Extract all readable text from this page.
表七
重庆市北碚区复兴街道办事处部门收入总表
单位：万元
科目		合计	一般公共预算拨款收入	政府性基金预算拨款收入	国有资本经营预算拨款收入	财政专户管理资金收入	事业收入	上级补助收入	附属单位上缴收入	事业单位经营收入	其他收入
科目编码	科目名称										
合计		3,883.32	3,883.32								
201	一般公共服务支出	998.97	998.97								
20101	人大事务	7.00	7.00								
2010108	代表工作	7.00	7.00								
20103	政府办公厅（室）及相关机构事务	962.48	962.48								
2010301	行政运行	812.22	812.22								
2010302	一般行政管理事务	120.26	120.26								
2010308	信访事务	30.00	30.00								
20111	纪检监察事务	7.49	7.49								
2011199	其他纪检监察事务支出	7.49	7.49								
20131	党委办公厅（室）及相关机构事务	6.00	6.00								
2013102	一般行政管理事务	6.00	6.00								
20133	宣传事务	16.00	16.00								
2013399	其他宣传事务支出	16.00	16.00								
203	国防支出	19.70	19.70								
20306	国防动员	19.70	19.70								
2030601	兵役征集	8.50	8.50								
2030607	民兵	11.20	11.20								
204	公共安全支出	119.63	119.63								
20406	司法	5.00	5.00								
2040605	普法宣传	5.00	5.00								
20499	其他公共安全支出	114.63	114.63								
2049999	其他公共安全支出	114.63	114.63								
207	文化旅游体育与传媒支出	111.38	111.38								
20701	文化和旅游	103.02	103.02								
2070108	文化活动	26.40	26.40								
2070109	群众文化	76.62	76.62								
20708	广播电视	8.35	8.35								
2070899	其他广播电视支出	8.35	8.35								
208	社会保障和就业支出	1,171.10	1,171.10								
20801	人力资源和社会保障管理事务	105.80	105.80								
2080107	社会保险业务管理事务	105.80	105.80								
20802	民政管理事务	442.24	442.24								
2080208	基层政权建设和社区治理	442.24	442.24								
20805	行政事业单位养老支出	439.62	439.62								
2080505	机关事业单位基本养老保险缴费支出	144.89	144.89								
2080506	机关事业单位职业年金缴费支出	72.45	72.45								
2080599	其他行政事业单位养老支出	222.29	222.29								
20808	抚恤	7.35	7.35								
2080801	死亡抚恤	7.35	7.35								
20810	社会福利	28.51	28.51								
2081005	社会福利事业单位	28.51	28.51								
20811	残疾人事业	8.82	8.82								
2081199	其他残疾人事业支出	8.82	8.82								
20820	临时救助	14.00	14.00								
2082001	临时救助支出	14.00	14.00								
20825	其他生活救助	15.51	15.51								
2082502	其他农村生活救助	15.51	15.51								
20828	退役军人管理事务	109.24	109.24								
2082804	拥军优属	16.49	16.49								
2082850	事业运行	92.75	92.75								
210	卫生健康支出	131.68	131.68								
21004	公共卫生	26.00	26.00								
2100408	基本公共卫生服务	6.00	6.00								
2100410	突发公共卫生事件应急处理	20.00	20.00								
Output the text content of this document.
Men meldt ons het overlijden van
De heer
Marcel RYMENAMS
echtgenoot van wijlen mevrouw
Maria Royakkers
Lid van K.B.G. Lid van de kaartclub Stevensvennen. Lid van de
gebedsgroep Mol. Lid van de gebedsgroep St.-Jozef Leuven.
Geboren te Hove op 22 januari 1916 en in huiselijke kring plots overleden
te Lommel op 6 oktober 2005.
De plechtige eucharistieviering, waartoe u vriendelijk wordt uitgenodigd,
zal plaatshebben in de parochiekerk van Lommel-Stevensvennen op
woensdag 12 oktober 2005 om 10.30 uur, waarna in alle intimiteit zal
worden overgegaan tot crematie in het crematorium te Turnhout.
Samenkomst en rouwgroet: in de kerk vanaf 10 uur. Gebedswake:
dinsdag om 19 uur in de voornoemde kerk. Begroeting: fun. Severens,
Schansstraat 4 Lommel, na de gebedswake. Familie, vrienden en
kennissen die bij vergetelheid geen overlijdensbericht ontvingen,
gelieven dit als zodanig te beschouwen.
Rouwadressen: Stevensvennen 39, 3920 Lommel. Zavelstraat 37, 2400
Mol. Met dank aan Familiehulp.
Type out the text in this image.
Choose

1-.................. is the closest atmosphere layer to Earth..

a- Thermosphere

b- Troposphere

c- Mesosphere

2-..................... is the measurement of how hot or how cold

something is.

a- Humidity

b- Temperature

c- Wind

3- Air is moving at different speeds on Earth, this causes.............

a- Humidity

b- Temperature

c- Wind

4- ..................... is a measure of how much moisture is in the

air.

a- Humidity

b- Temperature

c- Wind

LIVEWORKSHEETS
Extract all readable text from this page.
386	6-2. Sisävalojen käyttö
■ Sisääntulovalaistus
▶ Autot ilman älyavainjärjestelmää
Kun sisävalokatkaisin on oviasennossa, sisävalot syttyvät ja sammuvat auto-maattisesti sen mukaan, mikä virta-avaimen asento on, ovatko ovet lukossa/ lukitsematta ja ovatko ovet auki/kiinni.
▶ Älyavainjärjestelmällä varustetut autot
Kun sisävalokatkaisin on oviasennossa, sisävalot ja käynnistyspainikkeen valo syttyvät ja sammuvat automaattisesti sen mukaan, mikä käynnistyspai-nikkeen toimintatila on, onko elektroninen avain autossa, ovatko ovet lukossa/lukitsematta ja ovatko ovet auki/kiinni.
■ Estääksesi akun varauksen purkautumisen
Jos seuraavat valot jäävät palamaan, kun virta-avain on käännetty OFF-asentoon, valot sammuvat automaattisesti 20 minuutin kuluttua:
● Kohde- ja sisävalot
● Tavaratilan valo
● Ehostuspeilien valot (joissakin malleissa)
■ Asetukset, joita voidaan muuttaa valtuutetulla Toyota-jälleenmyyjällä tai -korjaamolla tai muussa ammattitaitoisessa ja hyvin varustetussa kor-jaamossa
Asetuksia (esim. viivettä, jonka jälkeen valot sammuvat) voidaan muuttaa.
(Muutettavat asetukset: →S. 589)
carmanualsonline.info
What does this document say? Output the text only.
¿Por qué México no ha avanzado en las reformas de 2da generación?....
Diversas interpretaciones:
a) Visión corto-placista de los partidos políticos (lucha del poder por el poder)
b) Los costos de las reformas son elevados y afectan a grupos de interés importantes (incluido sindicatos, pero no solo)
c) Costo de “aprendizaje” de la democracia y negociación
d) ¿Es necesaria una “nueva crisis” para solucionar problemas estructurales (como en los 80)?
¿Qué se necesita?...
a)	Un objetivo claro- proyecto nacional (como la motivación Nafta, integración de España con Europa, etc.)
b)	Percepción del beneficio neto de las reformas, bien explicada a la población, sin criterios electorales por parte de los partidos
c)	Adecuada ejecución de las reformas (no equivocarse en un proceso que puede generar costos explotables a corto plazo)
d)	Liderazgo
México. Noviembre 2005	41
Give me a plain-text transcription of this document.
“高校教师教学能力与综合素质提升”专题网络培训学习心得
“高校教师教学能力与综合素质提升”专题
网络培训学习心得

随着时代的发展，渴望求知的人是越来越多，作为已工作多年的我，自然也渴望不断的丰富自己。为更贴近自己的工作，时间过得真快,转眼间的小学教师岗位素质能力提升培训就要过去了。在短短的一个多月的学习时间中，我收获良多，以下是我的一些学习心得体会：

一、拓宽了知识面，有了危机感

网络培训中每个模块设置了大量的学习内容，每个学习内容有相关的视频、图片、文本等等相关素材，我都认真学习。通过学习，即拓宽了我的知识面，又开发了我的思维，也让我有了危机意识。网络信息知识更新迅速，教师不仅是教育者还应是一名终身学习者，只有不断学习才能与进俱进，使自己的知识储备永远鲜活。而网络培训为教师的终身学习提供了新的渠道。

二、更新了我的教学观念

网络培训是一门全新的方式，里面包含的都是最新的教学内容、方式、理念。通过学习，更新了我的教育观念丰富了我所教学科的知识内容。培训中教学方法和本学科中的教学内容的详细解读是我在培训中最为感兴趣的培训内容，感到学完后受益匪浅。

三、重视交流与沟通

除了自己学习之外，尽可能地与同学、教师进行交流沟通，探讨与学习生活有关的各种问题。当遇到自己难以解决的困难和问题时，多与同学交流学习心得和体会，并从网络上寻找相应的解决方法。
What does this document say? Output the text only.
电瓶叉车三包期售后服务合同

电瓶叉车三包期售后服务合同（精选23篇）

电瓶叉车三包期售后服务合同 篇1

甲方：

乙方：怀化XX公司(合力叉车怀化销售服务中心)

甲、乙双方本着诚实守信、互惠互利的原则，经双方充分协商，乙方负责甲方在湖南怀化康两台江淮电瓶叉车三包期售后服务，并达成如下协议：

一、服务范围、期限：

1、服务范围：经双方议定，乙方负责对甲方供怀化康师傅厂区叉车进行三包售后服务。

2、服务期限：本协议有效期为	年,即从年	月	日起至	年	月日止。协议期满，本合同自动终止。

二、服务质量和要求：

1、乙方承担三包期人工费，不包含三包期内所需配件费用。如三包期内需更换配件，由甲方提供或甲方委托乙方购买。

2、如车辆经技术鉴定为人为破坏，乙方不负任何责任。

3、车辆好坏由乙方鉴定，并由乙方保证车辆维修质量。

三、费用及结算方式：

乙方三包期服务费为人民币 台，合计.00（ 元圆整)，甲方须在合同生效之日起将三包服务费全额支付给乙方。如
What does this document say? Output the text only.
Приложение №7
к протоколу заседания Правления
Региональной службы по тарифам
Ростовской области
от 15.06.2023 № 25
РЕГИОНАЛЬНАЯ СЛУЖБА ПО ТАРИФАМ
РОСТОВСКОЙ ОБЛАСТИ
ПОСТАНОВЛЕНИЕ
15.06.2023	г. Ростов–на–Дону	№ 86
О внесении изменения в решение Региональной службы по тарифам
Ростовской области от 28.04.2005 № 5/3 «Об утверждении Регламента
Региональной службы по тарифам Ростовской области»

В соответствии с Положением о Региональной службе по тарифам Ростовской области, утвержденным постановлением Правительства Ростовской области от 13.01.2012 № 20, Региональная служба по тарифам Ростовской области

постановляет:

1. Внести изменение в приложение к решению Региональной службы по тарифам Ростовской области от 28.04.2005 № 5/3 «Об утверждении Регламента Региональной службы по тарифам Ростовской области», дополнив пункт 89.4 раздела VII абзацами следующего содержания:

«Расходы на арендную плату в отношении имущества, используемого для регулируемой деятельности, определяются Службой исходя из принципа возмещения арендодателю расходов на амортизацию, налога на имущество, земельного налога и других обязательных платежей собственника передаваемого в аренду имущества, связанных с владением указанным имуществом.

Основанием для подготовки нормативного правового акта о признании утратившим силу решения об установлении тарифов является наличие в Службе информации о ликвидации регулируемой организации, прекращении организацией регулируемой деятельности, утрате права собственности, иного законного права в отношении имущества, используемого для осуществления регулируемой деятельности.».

■ Stated problem ■
Copy every line of the records above that holds the word "Stevensvennen".

■ Solution to this exercise ■
Lid van K.B.G. Lid van de kaartclub Stevensvennen. Lid van de
zal plaatshebben in de parochiekerk van Lommel-Stevensvennen op
Rouwadressen: Stevensvennen 39, 3920 Lommel. Zavelstraat 37, 2400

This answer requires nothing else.